Aim of the exercise:
Return the whole listing, keeping every character the same.

┄┄┄┄┄┄┄┄┄┄┄┄┄┄┄┄┄┄┄┄

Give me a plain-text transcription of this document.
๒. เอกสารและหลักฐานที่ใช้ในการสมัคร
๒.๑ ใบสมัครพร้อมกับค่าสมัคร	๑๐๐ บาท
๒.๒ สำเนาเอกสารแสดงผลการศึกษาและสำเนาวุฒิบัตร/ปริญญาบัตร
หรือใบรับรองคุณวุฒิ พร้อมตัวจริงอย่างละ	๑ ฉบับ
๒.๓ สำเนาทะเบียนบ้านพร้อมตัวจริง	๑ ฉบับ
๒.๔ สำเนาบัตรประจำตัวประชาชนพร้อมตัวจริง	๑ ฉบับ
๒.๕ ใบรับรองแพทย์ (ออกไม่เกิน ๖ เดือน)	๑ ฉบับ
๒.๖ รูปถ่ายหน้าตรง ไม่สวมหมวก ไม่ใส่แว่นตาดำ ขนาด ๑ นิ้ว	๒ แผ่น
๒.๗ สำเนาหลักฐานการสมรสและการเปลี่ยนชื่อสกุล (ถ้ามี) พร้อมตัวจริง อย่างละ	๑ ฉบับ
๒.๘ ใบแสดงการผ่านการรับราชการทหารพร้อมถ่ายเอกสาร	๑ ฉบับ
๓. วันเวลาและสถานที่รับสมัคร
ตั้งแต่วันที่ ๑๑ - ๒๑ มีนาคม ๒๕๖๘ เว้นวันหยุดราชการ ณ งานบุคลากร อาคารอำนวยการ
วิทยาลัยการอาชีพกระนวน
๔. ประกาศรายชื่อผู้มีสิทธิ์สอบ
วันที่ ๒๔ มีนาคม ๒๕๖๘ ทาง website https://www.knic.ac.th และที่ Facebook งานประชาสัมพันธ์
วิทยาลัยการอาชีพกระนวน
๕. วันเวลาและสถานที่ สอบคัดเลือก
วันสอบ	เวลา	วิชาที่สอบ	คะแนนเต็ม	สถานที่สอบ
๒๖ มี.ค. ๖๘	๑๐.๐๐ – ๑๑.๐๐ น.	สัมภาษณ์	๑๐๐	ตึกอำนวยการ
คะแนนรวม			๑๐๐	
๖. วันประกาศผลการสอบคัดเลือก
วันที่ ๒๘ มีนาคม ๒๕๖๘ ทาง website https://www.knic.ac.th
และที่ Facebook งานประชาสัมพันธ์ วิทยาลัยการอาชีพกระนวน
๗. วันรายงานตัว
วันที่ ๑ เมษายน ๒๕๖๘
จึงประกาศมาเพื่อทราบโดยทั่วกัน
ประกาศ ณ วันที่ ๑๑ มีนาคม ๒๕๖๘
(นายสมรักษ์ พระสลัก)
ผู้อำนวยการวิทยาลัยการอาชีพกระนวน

┄┄┄┄┄┄┄┄┄┄┄┄┄┄┄┄┄┄┄┄

The completed task:
Give me a plain-text transcription of this document.
๒. เอกสารและหลักฐานที่ใช้ในการสมัคร
๒.๑ ใบสมัครพร้อมกับค่าสมัคร	๑๐๐ บาท
๒.๒ สำเนาเอกสารแสดงผลการศึกษาและสำเนาวุฒิบัตร/ปริญญาบัตร
หรือใบรับรองคุณวุฒิ พร้อมตัวจริงอย่างละ	๑ ฉบับ
๒.๓ สำเนาทะเบียนบ้านพร้อมตัวจริง	๑ ฉบับ
๒.๔ สำเนาบัตรประจำตัวประชาชนพร้อมตัวจริง	๑ ฉบับ
๒.๕ ใบรับรองแพทย์ (ออกไม่เกิน ๖ เดือน)	๑ ฉบับ
๒.๖ รูปถ่ายหน้าตรง ไม่สวมหมวก ไม่ใส่แว่นตาดำ ขนาด ๑ นิ้ว	๒ แผ่น
๒.๗ สำเนาหลักฐานการสมรสและการเปลี่ยนชื่อสกุล (ถ้ามี) พร้อมตัวจริง อย่างละ	๑ ฉบับ
๒.๘ ใบแสดงการผ่านการรับราชการทหารพร้อมถ่ายเอกสาร	๑ ฉบับ
๓. วันเวลาและสถานที่รับสมัคร
ตั้งแต่วันที่ ๑๑ - ๒๑ มีนาคม ๒๕๖๘ เว้นวันหยุดราชการ ณ งานบุคลากร อาคารอำนวยการ
วิทยาลัยการอาชีพกระนวน
๔. ประกาศรายชื่อผู้มีสิทธิ์สอบ
วันที่ ๒๔ มีนาคม ๒๕๖๘ ทาง website https://www.knic.ac.th และที่ Facebook งานประชาสัมพันธ์
วิทยาลัยการอาชีพกระนวน
๕. วันเวลาและสถานที่ สอบคัดเลือก
วันสอบ	เวลา	วิชาที่สอบ	คะแนนเต็ม	สถานที่สอบ
๒๖ มี.ค. ๖๘	๑๐.๐๐ – ๑๑.๐๐ น.	สัมภาษณ์	๑๐๐	ตึกอำนวยการ
คะแนนรวม			๑๐๐	
๖. วันประกาศผลการสอบคัดเลือก
วันที่ ๒๘ มีนาคม ๒๕๖๘ ทาง website https://www.knic.ac.th
และที่ Facebook งานประชาสัมพันธ์ วิทยาลัยการอาชีพกระนวน
๗. วันรายงานตัว
วันที่ ๑ เมษายน ๒๕๖๘
จึงประกาศมาเพื่อทราบโดยทั่วกัน
ประกาศ ณ วันที่ ๑๑ มีนาคม ๒๕๖๘
(นายสมรักษ์ พระสลัก)
ผู้อำนวยการวิทยาลัยการอาชีพกระนวน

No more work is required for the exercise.